## REQUIREMENTS
Exact repetition is required: output every record in full.

## EXERCISE DATA

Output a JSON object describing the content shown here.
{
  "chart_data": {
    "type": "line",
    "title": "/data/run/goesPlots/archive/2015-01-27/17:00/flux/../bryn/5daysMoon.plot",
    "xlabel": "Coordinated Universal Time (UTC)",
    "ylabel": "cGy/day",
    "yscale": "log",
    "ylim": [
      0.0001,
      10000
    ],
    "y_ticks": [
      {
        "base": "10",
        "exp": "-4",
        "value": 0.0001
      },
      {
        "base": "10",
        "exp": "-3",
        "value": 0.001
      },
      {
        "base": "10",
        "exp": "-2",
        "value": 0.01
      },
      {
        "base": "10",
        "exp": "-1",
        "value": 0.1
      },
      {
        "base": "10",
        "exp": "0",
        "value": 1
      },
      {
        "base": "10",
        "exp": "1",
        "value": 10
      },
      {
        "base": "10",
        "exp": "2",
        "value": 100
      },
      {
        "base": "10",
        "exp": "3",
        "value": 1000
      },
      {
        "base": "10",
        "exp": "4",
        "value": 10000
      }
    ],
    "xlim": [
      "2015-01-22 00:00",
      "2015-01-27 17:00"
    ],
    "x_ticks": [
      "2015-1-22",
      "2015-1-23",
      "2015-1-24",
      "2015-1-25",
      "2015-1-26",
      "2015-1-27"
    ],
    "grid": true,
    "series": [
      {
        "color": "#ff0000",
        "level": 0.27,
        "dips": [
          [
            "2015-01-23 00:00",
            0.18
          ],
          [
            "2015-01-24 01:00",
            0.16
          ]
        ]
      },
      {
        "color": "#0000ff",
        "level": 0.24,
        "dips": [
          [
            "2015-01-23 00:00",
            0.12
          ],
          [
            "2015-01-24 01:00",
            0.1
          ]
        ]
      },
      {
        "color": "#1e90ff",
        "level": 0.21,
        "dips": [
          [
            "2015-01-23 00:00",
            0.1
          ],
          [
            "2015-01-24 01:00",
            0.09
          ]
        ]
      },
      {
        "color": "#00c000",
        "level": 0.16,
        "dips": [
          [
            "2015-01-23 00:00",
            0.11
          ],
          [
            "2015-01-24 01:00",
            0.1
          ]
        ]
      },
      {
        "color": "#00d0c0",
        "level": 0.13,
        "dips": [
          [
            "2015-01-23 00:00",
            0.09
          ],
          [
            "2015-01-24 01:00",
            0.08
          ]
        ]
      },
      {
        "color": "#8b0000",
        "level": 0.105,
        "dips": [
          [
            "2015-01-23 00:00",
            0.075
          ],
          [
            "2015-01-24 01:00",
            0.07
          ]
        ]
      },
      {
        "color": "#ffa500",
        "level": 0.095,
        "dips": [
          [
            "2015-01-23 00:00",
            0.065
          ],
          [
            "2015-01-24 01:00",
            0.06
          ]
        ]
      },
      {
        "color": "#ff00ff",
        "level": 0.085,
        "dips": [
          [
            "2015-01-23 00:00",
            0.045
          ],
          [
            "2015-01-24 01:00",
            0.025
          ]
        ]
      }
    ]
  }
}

## REPLY
Output a JSON object describing the content shown here.
{
  "chart_data": {
    "type": "line",
    "title": "/data/run/goesPlots/archive/2015-01-27/17:00/flux/../bryn/5daysMoon.plot",
    "xlabel": "Coordinated Universal Time (UTC)",
    "ylabel": "cGy/day",
    "yscale": "log",
    "ylim": [
      0.0001,
      10000
    ],
    "y_ticks": [
      {
        "base": "10",
        "exp": "-4",
        "value": 0.0001
      },
      {
        "base": "10",
        "exp": "-3",
        "value": 0.001
      },
      {
        "base": "10",
        "exp": "-2",
        "value": 0.01
      },
      {
        "base": "10",
        "exp": "-1",
        "value": 0.1
      },
      {
        "base": "10",
        "exp": "0",
        "value": 1
      },
      {
        "base": "10",
        "exp": "1",
        "value": 10
      },
      {
        "base": "10",
        "exp": "2",
        "value": 100
      },
      {
        "base": "10",
        "exp": "3",
        "value": 1000
      },
      {
        "base": "10",
        "exp": "4",
        "value": 10000
      }
    ],
    "xlim": [
      "2015-01-22 00:00",
      "2015-01-27 17:00"
    ],
    "x_ticks": [
      "2015-1-22",
      "2015-1-23",
      "2015-1-24",
      "2015-1-25",
      "2015-1-26",
      "2015-1-27"
    ],
    "grid": true,
    "series": [
      {
        "color": "#ff0000",
        "level": 0.27,
        "dips": [
          [
            "2015-01-23 00:00",
            0.18
          ],
          [
            "2015-01-24 01:00",
            0.16
          ]
        ]
      },
      {
        "color": "#0000ff",
        "level": 0.24,
        "dips": [
          [
            "2015-01-23 00:00",
            0.12
          ],
          [
            "2015-01-24 01:00",
            0.1
          ]
        ]
      },
      {
        "color": "#1e90ff",
        "level": 0.21,
        "dips": [
          [
            "2015-01-23 00:00",
            0.1
          ],
          [
            "2015-01-24 01:00",
            0.09
          ]
        ]
      },
      {
        "color": "#00c000",
        "level": 0.16,
        "dips": [
          [
            "2015-01-23 00:00",
            0.11
          ],
          [
            "2015-01-24 01:00",
            0.1
          ]
        ]
      },
      {
        "color": "#00d0c0",
        "level": 0.13,
        "dips": [
          [
            "2015-01-23 00:00",
            0.09
          ],
          [
            "2015-01-24 01:00",
            0.08
          ]
        ]
      },
      {
        "color": "#8b0000",
        "level": 0.105,
        "dips": [
          [
            "2015-01-23 00:00",
            0.075
          ],
          [
            "2015-01-24 01:00",
            0.07
          ]
        ]
      },
      {
        "color": "#ffa500",
        "level": 0.095,
        "dips": [
          [
            "2015-01-23 00:00",
            0.065
          ],
          [
            "2015-01-24 01:00",
            0.06
          ]
        ]
      },
      {
        "color": "#ff00ff",
        "level": 0.085,
        "dips": [
          [
            "2015-01-23 00:00",
            0.045
          ],
          [
            "2015-01-24 01:00",
            0.025
          ]
        ]
      }
    ]
  }
}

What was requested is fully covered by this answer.